╭──

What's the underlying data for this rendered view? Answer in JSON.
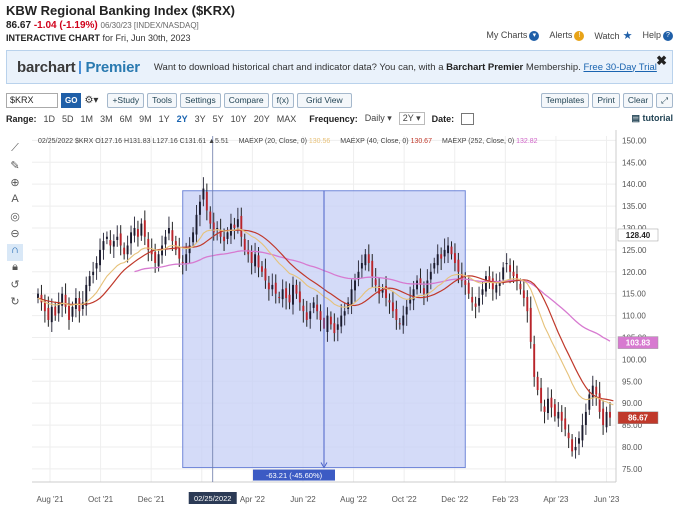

╰──
╭──

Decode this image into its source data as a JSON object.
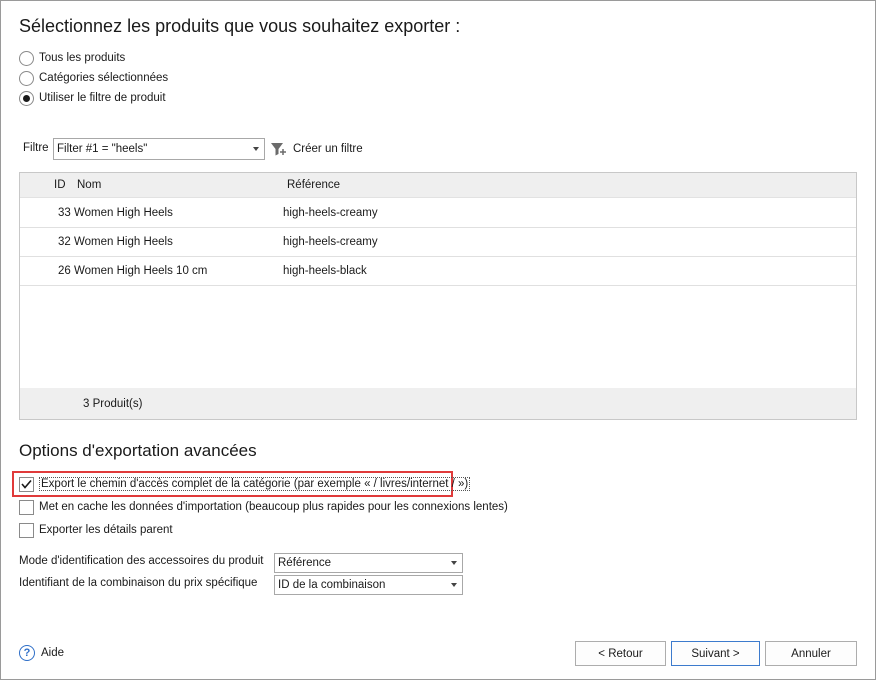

╰──
╭──

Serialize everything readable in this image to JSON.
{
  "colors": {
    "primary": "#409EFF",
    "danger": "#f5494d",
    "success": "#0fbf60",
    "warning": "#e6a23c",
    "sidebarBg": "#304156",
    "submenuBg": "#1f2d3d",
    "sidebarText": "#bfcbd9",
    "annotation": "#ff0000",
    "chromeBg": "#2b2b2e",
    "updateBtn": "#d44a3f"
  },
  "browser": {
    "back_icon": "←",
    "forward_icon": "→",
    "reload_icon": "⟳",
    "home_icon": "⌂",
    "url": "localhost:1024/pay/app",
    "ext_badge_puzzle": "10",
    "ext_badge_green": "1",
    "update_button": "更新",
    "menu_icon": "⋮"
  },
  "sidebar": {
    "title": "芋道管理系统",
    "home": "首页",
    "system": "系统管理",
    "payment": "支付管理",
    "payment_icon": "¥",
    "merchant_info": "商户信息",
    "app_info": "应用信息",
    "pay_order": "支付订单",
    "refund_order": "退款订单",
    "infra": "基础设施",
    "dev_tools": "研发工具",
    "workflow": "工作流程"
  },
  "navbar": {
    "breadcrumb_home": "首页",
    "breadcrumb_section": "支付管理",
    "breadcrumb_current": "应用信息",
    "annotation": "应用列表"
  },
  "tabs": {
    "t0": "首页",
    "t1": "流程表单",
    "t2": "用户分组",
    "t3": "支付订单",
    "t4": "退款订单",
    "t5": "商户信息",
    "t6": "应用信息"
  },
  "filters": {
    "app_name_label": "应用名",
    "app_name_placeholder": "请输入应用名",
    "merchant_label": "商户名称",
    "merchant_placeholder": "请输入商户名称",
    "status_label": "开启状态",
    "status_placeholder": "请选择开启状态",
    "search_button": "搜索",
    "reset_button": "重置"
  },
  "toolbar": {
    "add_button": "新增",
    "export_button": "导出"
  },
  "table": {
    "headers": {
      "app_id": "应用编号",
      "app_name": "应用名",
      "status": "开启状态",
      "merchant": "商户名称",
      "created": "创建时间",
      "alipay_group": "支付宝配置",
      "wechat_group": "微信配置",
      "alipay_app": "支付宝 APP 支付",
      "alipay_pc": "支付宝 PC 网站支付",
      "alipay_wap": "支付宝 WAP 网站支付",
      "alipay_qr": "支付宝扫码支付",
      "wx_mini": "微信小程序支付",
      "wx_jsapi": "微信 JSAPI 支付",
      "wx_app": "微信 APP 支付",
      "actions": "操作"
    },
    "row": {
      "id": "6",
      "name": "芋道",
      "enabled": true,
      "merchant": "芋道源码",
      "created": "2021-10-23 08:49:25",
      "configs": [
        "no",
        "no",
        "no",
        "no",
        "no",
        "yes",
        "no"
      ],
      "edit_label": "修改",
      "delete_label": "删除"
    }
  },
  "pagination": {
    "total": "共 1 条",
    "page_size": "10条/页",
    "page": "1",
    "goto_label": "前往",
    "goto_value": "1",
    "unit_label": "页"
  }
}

╰──

Among the entries above, identify all lines with "data" and copy them.

What's the underlying data for this rendered view? Answer in JSON.
Decode this image into its source data as a JSON object.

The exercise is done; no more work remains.